━━━ THE DATA
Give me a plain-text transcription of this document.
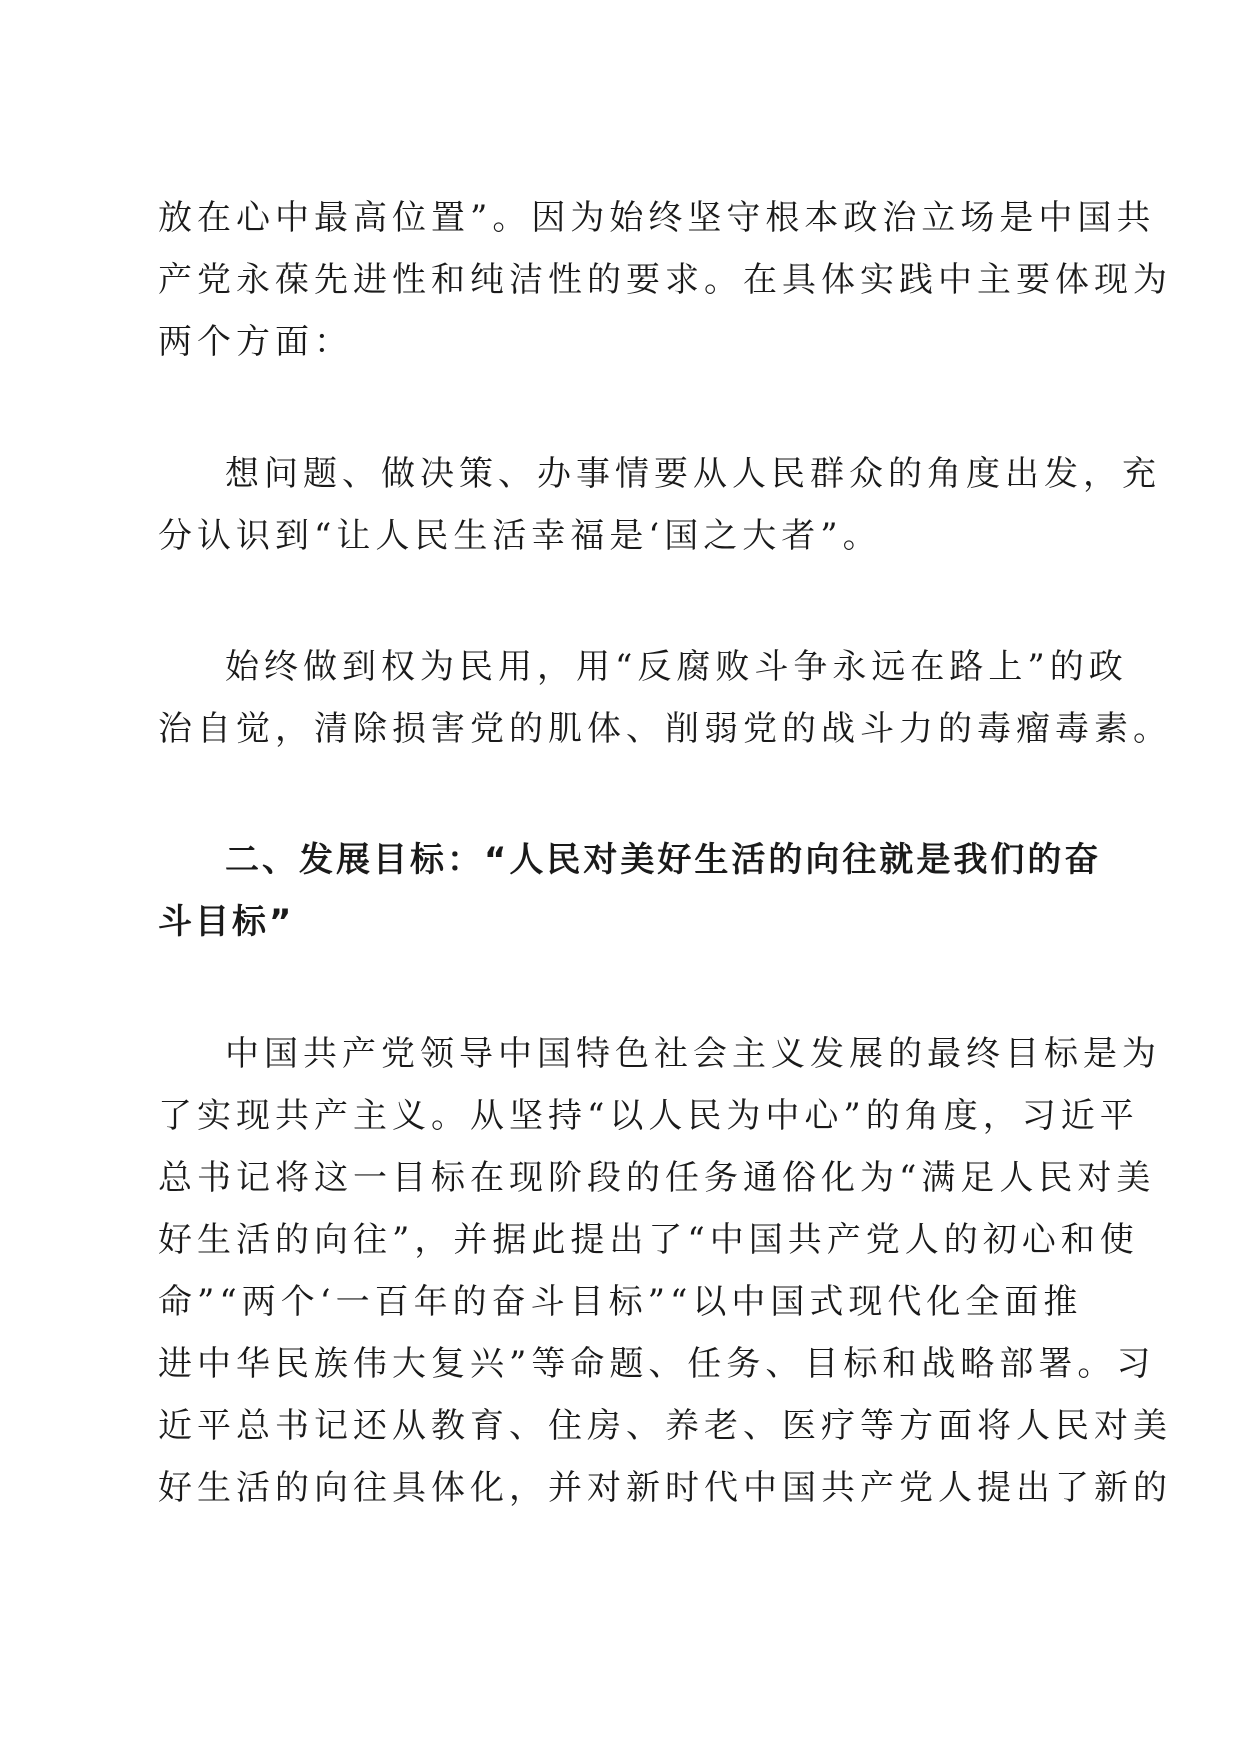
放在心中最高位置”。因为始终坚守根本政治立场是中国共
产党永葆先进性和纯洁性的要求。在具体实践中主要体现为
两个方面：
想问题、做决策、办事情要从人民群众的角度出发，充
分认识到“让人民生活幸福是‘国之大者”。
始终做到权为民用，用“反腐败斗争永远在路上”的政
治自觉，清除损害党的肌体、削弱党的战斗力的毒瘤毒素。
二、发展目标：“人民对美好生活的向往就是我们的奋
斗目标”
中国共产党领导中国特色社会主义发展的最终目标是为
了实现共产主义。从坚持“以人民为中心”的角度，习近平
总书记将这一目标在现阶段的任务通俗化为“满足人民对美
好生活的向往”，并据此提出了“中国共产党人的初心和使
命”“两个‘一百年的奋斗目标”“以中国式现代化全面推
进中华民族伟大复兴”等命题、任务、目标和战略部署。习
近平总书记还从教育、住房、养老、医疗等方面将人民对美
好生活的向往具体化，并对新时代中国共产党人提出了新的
━━━━━━
━━━ THE DATA
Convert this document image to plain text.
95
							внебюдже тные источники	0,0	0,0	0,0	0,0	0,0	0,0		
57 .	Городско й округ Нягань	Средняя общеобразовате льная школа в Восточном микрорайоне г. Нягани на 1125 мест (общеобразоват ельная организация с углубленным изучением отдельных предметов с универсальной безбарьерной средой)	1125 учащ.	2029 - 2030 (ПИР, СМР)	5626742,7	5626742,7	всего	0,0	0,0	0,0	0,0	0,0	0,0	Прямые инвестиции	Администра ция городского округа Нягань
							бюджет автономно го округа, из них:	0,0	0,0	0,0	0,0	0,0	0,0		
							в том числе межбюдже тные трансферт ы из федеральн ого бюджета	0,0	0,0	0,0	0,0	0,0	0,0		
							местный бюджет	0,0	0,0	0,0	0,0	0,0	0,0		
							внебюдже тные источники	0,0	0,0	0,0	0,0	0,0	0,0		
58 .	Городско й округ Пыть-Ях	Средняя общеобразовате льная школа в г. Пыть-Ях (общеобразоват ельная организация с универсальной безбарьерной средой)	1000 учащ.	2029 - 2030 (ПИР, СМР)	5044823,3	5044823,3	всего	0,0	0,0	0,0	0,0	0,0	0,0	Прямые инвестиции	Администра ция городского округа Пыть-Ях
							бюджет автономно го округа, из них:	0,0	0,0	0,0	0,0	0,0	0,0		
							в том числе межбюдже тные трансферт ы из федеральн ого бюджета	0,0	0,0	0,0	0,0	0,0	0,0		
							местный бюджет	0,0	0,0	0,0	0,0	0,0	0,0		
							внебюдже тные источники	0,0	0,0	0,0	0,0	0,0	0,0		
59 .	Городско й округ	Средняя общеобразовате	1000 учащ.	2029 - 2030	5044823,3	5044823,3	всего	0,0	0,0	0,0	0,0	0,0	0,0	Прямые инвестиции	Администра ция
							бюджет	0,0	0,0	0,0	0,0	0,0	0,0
━━━━━━
#### TASK DIRECTIONS:
Wherever the word "Средняя" occurs in a line of the listing, copy that line.

#### FULL SOLUTION:
57 .	Городско й округ Нягань	Средняя общеобразовате льная школа в Восточном микрорайоне г. Нягани на 1125 мест (общеобразоват ельная организация с углубленным изучением отдельных предметов с универсальной безбарьерной средой)	1125 учащ.	2029 - 2030 (ПИР, СМР)	5626742,7	5626742,7	всего	0,0	0,0	0,0	0,0	0,0	0,0	Прямые инвестиции	Администра ция городского округа Нягань
58 .	Городско й округ Пыть-Ях	Средняя общеобразовате льная школа в г. Пыть-Ях (общеобразоват ельная организация с универсальной безбарьерной средой)	1000 учащ.	2029 - 2030 (ПИР, СМР)	5044823,3	5044823,3	всего	0,0	0,0	0,0	0,0	0,0	0,0	Прямые инвестиции	Администра ция городского округа Пыть-Ях
59 .	Городско й округ	Средняя общеобразовате	1000 учащ.	2029 - 2030	5044823,3	5044823,3	всего	0,0	0,0	0,0	0,0	0,0	0,0	Прямые инвестиции	Администра ция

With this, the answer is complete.